WHAT TO WORK ON: Every line that contains the word "stockholders" should be copied out.

Records excerpted from a collection

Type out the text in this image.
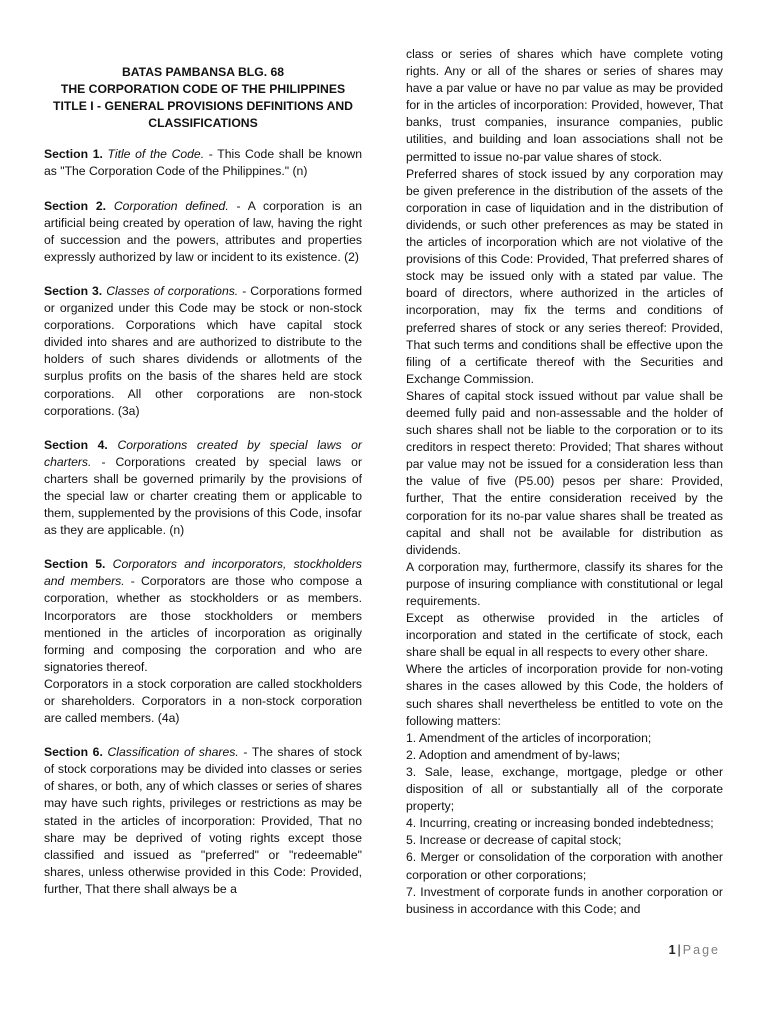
BATAS PAMBANSA BLG. 68
THE CORPORATION CODE OF THE PHILIPPINES
TITLE I - GENERAL PROVISIONS DEFINITIONS AND
CLASSIFICATIONS

Section 1. Title of the Code. - This Code shall be known as "The Corporation Code of the Philippines." (n)

Section 2. Corporation defined. - A corporation is an artificial being created by operation of law, having the right of succession and the powers, attributes and properties expressly authorized by law or incident to its existence. (2)

Section 3. Classes of corporations. - Corporations formed or organized under this Code may be stock or non-stock corporations. Corporations which have capital stock divided into shares and are authorized to distribute to the holders of such shares dividends or allotments of the surplus profits on the basis of the shares held are stock corporations. All other corporations are non-stock corporations. (3a)

Section 4. Corporations created by special laws or charters. - Corporations created by special laws or charters shall be governed primarily by the provisions of the special law or charter creating them or applicable to them, supplemented by the provisions of this Code, insofar as they are applicable. (n)

Section 5. Corporators and incorporators, stockholders and members. - Corporators are those who compose a corporation, whether as stockholders or as members. Incorporators are those stockholders or members mentioned in the articles of incorporation as originally forming and composing the corporation and who are signatories thereof.

Corporators in a stock corporation are called stockholders or shareholders. Corporators in a non-stock corporation are called members. (4a)

Section 6. Classification of shares. - The shares of stock of stock corporations may be divided into classes or series of shares, or both, any of which classes or series of shares may have such rights, privileges or restrictions as may be stated in the articles of incorporation: Provided, That no share may be deprived of voting rights except those classified and issued as "preferred" or "redeemable" shares, unless otherwise provided in this Code: Provided, further, That there shall always be a

class or series of shares which have complete voting rights. Any or all of the shares or series of shares may have a par value or have no par value as may be provided for in the articles of incorporation: Provided, however, That banks, trust companies, insurance companies, public utilities, and building and loan associations shall not be permitted to issue no-par value shares of stock.

Preferred shares of stock issued by any corporation may be given preference in the distribution of the assets of the corporation in case of liquidation and in the distribution of dividends, or such other preferences as may be stated in the articles of incorporation which are not violative of the provisions of this Code: Provided, That preferred shares of stock may be issued only with a stated par value. The board of directors, where authorized in the articles of incorporation, may fix the terms and conditions of preferred shares of stock or any series thereof: Provided, That such terms and conditions shall be effective upon the filing of a certificate thereof with the Securities and Exchange Commission.

Shares of capital stock issued without par value shall be deemed fully paid and non-assessable and the holder of such shares shall not be liable to the corporation or to its creditors in respect thereto: Provided; That shares without par value may not be issued for a consideration less than the value of five (P5.00) pesos per share: Provided, further, That the entire consideration received by the corporation for its no-par value shares shall be treated as capital and shall not be available for distribution as dividends.

A corporation may, furthermore, classify its shares for the purpose of insuring compliance with constitutional or legal requirements.

Except as otherwise provided in the articles of incorporation and stated in the certificate of stock, each share shall be equal in all respects to every other share.

Where the articles of incorporation provide for non-voting shares in the cases allowed by this Code, the holders of such shares shall nevertheless be entitled to vote on the following matters:

1. Amendment of the articles of incorporation;

2. Adoption and amendment of by-laws;

3. Sale, lease, exchange, mortgage, pledge or other disposition of all or substantially all of the corporate property;

4. Incurring, creating or increasing bonded indebtedness;

5. Increase or decrease of capital stock;

6. Merger or consolidation of the corporation with another corporation or other corporations;

7. Investment of corporate funds in another corporation or business in accordance with this Code; and

1 | Page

TASK RESULT:
Section 5. Corporators and incorporators, stockholders and members. - Corporators are those who compose a corporation, whether as stockholders or as members. Incorporators are those stockholders or members mentioned in the articles of incorporation as originally forming and composing the corporation and who are signatories thereof.
Corporators in a stock corporation are called stockholders or shareholders. Corporators in a non-stock corporation are called members. (4a)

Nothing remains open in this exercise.